INSTRUCTION: Keep only the lines of the listing that include the word "Наименование", and copy them.

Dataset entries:
*-*-*
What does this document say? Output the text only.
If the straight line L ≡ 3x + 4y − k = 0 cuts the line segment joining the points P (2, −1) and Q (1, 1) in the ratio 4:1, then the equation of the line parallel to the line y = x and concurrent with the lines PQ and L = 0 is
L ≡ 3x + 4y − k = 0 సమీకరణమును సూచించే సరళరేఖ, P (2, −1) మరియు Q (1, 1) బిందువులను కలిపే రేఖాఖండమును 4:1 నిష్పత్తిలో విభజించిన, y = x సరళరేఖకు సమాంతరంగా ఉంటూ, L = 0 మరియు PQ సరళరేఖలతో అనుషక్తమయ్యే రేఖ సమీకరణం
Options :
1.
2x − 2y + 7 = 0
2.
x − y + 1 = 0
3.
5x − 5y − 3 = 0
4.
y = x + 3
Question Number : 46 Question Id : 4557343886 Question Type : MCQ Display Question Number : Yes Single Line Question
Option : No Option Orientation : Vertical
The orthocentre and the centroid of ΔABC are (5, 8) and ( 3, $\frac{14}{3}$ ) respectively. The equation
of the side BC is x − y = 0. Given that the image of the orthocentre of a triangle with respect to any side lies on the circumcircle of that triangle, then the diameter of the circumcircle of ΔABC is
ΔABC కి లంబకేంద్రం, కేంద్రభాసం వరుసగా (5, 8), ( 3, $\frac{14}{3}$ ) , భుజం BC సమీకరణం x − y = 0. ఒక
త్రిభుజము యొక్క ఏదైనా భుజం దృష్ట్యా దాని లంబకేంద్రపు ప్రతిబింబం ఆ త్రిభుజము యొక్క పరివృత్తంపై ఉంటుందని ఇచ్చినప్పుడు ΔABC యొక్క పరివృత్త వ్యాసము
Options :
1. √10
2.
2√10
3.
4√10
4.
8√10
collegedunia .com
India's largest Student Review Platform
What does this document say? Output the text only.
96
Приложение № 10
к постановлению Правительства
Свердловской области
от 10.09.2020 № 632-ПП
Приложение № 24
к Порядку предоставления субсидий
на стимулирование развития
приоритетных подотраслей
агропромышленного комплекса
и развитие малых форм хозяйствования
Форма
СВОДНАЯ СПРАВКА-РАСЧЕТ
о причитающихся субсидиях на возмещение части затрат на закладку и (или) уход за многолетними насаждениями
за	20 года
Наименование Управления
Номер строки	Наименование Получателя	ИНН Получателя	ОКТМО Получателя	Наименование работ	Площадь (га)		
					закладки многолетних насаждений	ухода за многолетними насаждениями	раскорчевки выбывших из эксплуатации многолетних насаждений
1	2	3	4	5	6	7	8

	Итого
*-*-*
WORKED SOLUTION:
Наименование Управления
Номер строки	Наименование Получателя	ИНН Получателя	ОКТМО Получателя	Наименование работ	Площадь (га)		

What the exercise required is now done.